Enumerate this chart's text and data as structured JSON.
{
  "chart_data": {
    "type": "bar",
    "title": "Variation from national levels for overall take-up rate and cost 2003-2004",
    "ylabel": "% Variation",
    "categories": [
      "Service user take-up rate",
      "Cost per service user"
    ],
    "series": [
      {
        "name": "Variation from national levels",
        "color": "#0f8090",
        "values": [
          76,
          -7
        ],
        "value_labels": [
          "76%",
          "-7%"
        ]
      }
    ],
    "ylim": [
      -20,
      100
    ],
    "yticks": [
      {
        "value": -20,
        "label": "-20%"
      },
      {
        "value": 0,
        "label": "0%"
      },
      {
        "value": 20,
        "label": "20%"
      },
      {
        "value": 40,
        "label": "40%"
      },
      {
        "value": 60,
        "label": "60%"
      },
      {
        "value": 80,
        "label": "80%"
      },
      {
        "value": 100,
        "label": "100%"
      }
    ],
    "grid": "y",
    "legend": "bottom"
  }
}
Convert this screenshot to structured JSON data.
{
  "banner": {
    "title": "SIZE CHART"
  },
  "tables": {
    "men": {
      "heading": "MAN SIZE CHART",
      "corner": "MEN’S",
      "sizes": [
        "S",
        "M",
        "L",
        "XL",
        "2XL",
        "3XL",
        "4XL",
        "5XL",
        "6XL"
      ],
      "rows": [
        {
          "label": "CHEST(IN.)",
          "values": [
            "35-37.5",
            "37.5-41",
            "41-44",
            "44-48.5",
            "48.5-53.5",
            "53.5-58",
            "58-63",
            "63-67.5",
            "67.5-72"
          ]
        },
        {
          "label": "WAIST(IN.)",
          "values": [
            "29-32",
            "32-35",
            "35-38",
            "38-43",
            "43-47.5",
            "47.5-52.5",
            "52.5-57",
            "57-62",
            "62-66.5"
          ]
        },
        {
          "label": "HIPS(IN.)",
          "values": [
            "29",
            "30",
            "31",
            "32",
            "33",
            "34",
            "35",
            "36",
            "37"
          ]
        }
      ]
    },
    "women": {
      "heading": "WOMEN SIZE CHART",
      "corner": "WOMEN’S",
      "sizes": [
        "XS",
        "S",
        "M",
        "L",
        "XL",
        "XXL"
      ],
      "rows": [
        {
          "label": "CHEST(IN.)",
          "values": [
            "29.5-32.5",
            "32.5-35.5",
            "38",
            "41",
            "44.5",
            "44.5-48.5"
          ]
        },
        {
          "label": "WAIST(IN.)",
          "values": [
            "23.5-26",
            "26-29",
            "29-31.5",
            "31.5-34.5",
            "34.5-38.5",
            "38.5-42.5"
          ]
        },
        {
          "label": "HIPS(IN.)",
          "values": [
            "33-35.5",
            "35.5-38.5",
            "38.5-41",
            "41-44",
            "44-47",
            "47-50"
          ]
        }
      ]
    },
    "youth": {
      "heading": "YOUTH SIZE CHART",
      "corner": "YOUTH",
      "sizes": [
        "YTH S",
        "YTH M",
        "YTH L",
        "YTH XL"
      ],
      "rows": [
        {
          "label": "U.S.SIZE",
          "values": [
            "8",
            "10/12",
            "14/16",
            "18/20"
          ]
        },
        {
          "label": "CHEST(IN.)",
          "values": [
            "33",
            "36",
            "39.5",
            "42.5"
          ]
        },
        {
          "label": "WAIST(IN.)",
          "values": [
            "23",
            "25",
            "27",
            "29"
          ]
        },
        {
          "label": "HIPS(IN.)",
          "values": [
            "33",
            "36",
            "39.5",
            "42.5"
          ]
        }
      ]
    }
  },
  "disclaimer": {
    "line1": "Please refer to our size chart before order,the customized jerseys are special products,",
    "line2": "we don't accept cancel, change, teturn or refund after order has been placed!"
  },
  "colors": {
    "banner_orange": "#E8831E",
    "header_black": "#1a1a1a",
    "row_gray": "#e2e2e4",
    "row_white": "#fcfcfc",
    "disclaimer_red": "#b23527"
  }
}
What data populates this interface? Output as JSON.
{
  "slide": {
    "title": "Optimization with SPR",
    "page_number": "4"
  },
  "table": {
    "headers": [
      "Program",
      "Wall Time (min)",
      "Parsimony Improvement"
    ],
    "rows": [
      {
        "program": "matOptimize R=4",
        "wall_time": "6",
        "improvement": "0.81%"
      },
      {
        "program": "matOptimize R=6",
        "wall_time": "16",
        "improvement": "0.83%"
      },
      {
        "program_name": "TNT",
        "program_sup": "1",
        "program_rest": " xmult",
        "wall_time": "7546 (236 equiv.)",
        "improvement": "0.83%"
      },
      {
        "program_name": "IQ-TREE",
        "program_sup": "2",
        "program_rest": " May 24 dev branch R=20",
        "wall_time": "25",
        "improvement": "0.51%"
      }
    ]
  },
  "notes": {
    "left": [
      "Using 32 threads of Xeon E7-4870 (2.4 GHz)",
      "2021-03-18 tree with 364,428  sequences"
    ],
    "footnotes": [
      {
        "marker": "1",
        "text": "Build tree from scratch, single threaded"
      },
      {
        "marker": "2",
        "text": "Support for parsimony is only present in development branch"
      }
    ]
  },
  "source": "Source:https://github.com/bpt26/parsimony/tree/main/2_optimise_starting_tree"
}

◇ ◇ ◇ ◇ ◇ ◇ ◇

WHAT NEEDS TO BE DONE: Look through the listing and extract every line with "JSON" in it.

EXERCISE RESULT:
Enumerate this chart's text and data as structured JSON.
Convert this screenshot to structured JSON data.
What data populates this interface? Output as JSON.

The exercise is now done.